» **Goal of the exercise**
Search the entries for the word "highlighted" and pull out each line that has it.

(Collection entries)

--------

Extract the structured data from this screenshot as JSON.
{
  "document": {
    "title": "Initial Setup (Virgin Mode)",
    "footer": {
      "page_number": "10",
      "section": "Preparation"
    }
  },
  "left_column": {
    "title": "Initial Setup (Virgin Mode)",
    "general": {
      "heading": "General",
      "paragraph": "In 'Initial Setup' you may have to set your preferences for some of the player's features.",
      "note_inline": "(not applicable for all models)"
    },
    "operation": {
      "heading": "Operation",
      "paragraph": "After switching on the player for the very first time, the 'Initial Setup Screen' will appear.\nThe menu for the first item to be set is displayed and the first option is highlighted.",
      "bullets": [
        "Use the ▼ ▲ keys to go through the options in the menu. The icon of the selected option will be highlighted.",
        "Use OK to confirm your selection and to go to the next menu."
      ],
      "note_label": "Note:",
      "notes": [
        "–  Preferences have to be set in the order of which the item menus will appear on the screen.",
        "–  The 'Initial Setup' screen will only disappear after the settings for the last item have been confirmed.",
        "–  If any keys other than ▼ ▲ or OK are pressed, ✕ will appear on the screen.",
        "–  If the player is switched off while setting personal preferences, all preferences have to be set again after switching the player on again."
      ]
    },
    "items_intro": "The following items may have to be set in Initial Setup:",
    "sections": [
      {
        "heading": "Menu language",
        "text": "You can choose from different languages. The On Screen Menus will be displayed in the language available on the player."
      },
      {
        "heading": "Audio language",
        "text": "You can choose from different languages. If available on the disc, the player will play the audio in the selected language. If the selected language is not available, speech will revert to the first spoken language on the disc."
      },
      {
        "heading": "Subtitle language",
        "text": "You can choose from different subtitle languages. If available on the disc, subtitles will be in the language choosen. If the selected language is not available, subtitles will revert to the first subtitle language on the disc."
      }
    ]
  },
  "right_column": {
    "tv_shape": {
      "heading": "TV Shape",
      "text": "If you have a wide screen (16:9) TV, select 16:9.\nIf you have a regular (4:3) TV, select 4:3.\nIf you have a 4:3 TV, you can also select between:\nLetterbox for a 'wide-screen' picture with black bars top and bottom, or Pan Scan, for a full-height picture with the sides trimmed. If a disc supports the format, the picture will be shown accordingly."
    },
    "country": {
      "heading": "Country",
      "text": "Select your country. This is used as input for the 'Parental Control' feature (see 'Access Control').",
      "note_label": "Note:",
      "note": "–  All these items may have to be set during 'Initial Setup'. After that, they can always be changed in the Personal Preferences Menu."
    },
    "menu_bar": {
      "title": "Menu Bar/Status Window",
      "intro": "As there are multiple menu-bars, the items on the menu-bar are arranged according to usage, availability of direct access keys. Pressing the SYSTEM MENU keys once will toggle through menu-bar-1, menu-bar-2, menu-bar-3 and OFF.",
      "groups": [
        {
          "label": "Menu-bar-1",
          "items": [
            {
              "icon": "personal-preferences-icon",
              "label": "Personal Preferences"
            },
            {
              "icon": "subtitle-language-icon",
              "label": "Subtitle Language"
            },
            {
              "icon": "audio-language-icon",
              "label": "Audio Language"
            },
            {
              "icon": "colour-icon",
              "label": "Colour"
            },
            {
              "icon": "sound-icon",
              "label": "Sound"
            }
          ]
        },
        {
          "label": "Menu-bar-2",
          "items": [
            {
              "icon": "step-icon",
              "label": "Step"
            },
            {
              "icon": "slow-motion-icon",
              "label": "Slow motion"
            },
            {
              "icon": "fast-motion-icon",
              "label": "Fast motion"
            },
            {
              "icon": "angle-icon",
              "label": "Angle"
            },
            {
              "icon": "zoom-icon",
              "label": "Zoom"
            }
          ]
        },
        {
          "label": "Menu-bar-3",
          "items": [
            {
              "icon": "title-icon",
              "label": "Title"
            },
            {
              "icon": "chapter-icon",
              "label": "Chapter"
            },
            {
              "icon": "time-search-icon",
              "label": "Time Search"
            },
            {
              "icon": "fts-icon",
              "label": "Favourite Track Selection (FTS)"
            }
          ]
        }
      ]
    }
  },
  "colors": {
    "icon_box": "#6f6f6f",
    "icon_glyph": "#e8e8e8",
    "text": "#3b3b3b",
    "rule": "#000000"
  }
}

--------

» **Reply to the task**
      "paragraph": "After switching on the player for the very first time, the 'Initial Setup Screen' will appear.\nThe menu for the first item to be set is displayed and the first option is highlighted.",
        "Use the ▼ ▲ keys to go through the options in the menu. The icon of the selected option will be highlighted.",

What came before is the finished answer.